[START OF PROVIDED ENTRIES]
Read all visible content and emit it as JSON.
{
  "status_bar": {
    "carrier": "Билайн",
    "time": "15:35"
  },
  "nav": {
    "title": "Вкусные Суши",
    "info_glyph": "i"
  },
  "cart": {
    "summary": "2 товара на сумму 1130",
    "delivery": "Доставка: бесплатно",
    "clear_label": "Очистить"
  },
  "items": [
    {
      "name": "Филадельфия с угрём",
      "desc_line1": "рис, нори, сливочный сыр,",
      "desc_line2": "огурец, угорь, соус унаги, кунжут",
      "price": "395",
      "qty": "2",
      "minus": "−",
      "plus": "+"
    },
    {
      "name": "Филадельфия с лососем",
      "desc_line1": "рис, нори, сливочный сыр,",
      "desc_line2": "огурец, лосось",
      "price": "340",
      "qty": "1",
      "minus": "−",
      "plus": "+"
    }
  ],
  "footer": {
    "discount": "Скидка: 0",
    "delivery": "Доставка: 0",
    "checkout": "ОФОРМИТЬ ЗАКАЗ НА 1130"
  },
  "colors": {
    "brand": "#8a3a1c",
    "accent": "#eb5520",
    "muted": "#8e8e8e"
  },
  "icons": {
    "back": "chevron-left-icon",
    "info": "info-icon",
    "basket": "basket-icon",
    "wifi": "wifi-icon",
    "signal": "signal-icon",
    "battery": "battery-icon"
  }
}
[END OF PROVIDED ENTRIES]
PROMPT —
Copy out all of the data exactly, leaving nothing out.

SOLUTION TO THIS PROBLEM —
Read all visible content and emit it as JSON.
{
  "status_bar": {
    "carrier": "Билайн",
    "time": "15:35"
  },
  "nav": {
    "title": "Вкусные Суши",
    "info_glyph": "i"
  },
  "cart": {
    "summary": "2 товара на сумму 1130",
    "delivery": "Доставка: бесплатно",
    "clear_label": "Очистить"
  },
  "items": [
    {
      "name": "Филадельфия с угрём",
      "desc_line1": "рис, нори, сливочный сыр,",
      "desc_line2": "огурец, угорь, соус унаги, кунжут",
      "price": "395",
      "qty": "2",
      "minus": "−",
      "plus": "+"
    },
    {
      "name": "Филадельфия с лососем",
      "desc_line1": "рис, нори, сливочный сыр,",
      "desc_line2": "огурец, лосось",
      "price": "340",
      "qty": "1",
      "minus": "−",
      "plus": "+"
    }
  ],
  "footer": {
    "discount": "Скидка: 0",
    "delivery": "Доставка: 0",
    "checkout": "ОФОРМИТЬ ЗАКАЗ НА 1130"
  },
  "colors": {
    "brand": "#8a3a1c",
    "accent": "#eb5520",
    "muted": "#8e8e8e"
  },
  "icons": {
    "back": "chevron-left-icon",
    "info": "info-icon",
    "basket": "basket-icon",
    "wifi": "wifi-icon",
    "signal": "signal-icon",
    "battery": "battery-icon"
  }
}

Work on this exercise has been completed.